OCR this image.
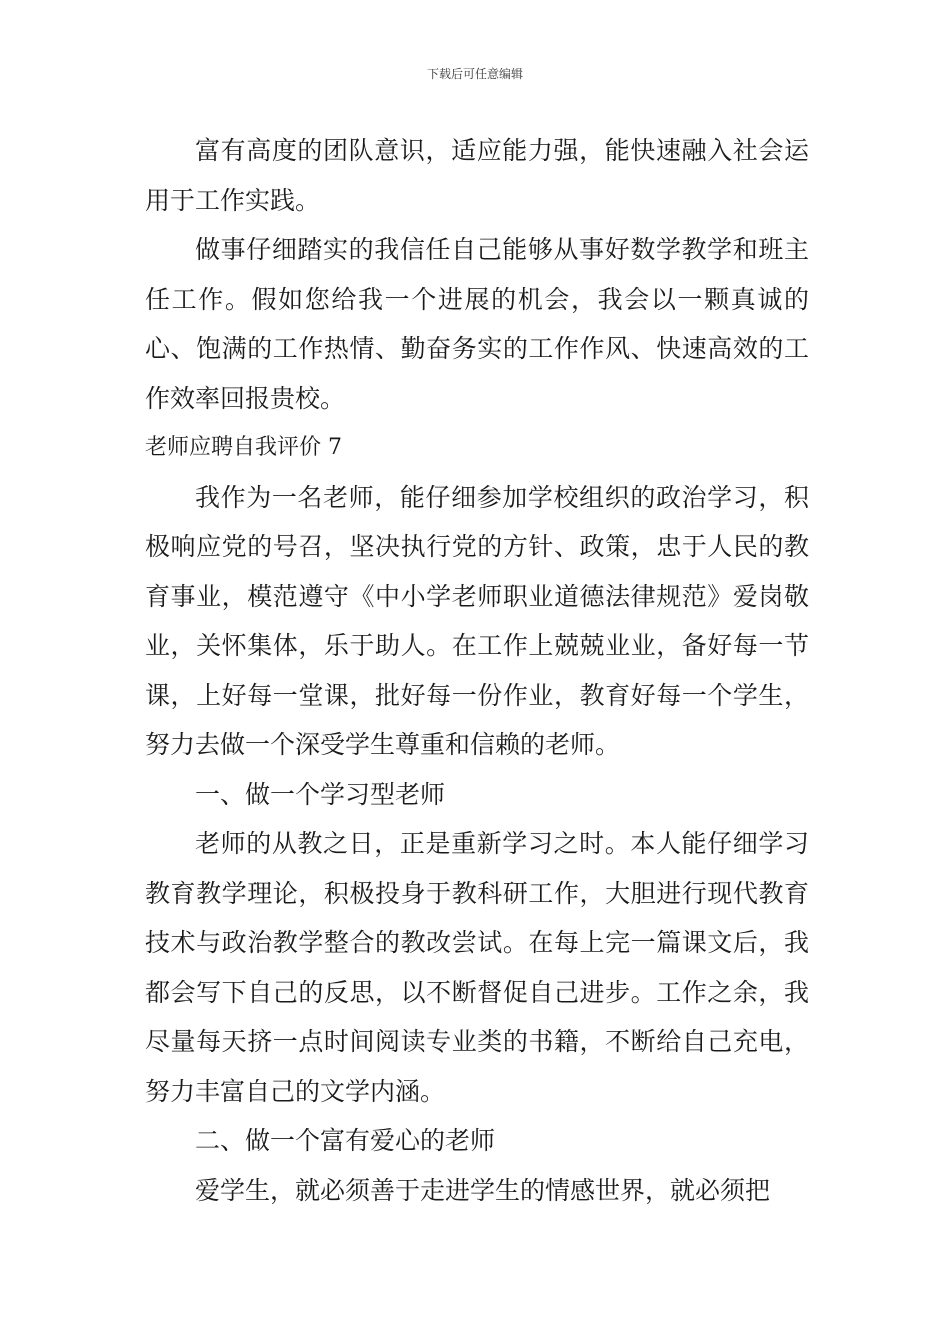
下载后可任意编辑

富有高度的团队意识，适应能力强，能快速融入社会运用于工作实践。

做事仔细踏实的我信任自己能够从事好数学教学和班主任工作。假如您给我一个进展的机会，我会以一颗真诚的心、饱满的工作热情、勤奋务实的工作作风、快速高效的工作效率回报贵校。

老师应聘自我评价 7

我作为一名老师，能仔细参加学校组织的政治学习，积极响应党的号召，坚决执行党的方针、政策，忠于人民的教育事业，模范遵守《中小学老师职业道德法律规范》爱岗敬业，关怀集体，乐于助人。在工作上兢兢业业，备好每一节课，上好每一堂课，批好每一份作业，教育好每一个学生，努力去做一个深受学生尊重和信赖的老师。

一、做一个学习型老师

老师的从教之日，正是重新学习之时。本人能仔细学习教育教学理论，积极投身于教科研工作，大胆进行现代教育技术与政治教学整合的教改尝试。在每上完一篇课文后，我都会写下自己的反思，以不断督促自己进步。工作之余，我尽量每天挤一点时间阅读专业类的书籍，不断给自己充电，努力丰富自己的文学内涵。

二、做一个富有爱心的老师

爱学生，就必须善于走进学生的情感世界，就必须把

::::

**EXERCISE TASK**
All of the data above should be quoted exactly, except for the pictures.

**IN RESPONSE**
OCR this image.
下载后可任意编辑

富有高度的团队意识，适应能力强，能快速融入社会运用于工作实践。

做事仔细踏实的我信任自己能够从事好数学教学和班主任工作。假如您给我一个进展的机会，我会以一颗真诚的心、饱满的工作热情、勤奋务实的工作作风、快速高效的工作效率回报贵校。

老师应聘自我评价 7

我作为一名老师，能仔细参加学校组织的政治学习，积极响应党的号召，坚决执行党的方针、政策，忠于人民的教育事业，模范遵守《中小学老师职业道德法律规范》爱岗敬业，关怀集体，乐于助人。在工作上兢兢业业，备好每一节课，上好每一堂课，批好每一份作业，教育好每一个学生，努力去做一个深受学生尊重和信赖的老师。

一、做一个学习型老师

老师的从教之日，正是重新学习之时。本人能仔细学习教育教学理论，积极投身于教科研工作，大胆进行现代教育技术与政治教学整合的教改尝试。在每上完一篇课文后，我都会写下自己的反思，以不断督促自己进步。工作之余，我尽量每天挤一点时间阅读专业类的书籍，不断给自己充电，努力丰富自己的文学内涵。

二、做一个富有爱心的老师

爱学生，就必须善于走进学生的情感世界，就必须把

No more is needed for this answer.